━━━ Recorded information

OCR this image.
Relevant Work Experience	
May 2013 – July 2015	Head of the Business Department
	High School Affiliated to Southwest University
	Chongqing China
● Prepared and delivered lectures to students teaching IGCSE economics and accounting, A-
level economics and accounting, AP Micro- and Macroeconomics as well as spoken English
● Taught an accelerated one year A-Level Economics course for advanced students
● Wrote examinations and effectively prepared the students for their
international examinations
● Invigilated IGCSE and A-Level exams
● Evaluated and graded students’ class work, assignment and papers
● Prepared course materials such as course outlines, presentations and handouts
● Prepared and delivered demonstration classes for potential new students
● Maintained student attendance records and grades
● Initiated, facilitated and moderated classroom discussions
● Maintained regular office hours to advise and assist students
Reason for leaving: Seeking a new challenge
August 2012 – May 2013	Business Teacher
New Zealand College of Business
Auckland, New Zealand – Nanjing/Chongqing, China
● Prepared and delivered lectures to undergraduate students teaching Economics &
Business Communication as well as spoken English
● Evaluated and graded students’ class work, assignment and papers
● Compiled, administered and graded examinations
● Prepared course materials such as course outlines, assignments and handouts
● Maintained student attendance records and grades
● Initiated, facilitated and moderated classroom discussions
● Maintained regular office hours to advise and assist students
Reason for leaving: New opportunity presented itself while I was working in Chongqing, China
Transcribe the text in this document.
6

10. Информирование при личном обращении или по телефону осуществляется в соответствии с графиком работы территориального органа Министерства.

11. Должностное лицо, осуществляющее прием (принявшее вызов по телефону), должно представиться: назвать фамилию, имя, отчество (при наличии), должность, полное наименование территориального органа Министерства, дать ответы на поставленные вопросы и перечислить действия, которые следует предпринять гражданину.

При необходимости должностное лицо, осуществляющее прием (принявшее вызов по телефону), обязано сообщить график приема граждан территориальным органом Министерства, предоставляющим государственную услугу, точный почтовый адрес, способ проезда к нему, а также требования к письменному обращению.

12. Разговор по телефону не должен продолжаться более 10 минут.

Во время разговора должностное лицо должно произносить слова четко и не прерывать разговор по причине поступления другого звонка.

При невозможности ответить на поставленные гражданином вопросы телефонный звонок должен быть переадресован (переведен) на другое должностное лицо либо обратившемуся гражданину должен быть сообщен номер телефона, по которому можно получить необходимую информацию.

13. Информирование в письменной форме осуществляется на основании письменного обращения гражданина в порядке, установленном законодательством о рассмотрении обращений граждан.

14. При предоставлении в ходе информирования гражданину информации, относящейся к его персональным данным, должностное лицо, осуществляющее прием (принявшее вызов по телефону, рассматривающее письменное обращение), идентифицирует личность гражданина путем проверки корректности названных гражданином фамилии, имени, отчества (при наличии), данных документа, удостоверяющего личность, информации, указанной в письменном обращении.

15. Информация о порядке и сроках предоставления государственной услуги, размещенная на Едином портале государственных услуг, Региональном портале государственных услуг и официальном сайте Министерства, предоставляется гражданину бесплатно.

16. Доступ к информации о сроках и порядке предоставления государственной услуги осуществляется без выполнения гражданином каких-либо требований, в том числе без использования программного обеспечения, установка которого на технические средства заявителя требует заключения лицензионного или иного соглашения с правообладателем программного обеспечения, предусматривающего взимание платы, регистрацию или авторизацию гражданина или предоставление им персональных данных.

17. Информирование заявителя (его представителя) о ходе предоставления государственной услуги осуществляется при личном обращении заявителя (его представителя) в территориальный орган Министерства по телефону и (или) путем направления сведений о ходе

━━━━━━

Could you transcribe the records in full, exactly?

▶ [Output of the task]:
OCR this image.
Relevant Work Experience	
May 2013 – July 2015	Head of the Business Department
	High School Affiliated to Southwest University
	Chongqing China
● Prepared and delivered lectures to students teaching IGCSE economics and accounting, A-
level economics and accounting, AP Micro- and Macroeconomics as well as spoken English
● Taught an accelerated one year A-Level Economics course for advanced students
● Wrote examinations and effectively prepared the students for their
international examinations
● Invigilated IGCSE and A-Level exams
● Evaluated and graded students’ class work, assignment and papers
● Prepared course materials such as course outlines, presentations and handouts
● Prepared and delivered demonstration classes for potential new students
● Maintained student attendance records and grades
● Initiated, facilitated and moderated classroom discussions
● Maintained regular office hours to advise and assist students
Reason for leaving: Seeking a new challenge
August 2012 – May 2013	Business Teacher
New Zealand College of Business
Auckland, New Zealand – Nanjing/Chongqing, China
● Prepared and delivered lectures to undergraduate students teaching Economics &
Business Communication as well as spoken English
● Evaluated and graded students’ class work, assignment and papers
● Compiled, administered and graded examinations
● Prepared course materials such as course outlines, assignments and handouts
● Maintained student attendance records and grades
● Initiated, facilitated and moderated classroom discussions
● Maintained regular office hours to advise and assist students
Reason for leaving: New opportunity presented itself while I was working in Chongqing, China
Transcribe the text in this document.
6

10. Информирование при личном обращении или по телефону осуществляется в соответствии с графиком работы территориального органа Министерства.

11. Должностное лицо, осуществляющее прием (принявшее вызов по телефону), должно представиться: назвать фамилию, имя, отчество (при наличии), должность, полное наименование территориального органа Министерства, дать ответы на поставленные вопросы и перечислить действия, которые следует предпринять гражданину.

При необходимости должностное лицо, осуществляющее прием (принявшее вызов по телефону), обязано сообщить график приема граждан территориальным органом Министерства, предоставляющим государственную услугу, точный почтовый адрес, способ проезда к нему, а также требования к письменному обращению.

12. Разговор по телефону не должен продолжаться более 10 минут.

Во время разговора должностное лицо должно произносить слова четко и не прерывать разговор по причине поступления другого звонка.

При невозможности ответить на поставленные гражданином вопросы телефонный звонок должен быть переадресован (переведен) на другое должностное лицо либо обратившемуся гражданину должен быть сообщен номер телефона, по которому можно получить необходимую информацию.

13. Информирование в письменной форме осуществляется на основании письменного обращения гражданина в порядке, установленном законодательством о рассмотрении обращений граждан.

14. При предоставлении в ходе информирования гражданину информации, относящейся к его персональным данным, должностное лицо, осуществляющее прием (принявшее вызов по телефону, рассматривающее письменное обращение), идентифицирует личность гражданина путем проверки корректности названных гражданином фамилии, имени, отчества (при наличии), данных документа, удостоверяющего личность, информации, указанной в письменном обращении.

15. Информация о порядке и сроках предоставления государственной услуги, размещенная на Едином портале государственных услуг, Региональном портале государственных услуг и официальном сайте Министерства, предоставляется гражданину бесплатно.

16. Доступ к информации о сроках и порядке предоставления государственной услуги осуществляется без выполнения гражданином каких-либо требований, в том числе без использования программного обеспечения, установка которого на технические средства заявителя требует заключения лицензионного или иного соглашения с правообладателем программного обеспечения, предусматривающего взимание платы, регистрацию или авторизацию гражданина или предоставление им персональных данных.

17. Информирование заявителя (его представителя) о ходе предоставления государственной услуги осуществляется при личном обращении заявителя (его представителя) в территориальный орган Министерства по телефону и (или) путем направления сведений о ходе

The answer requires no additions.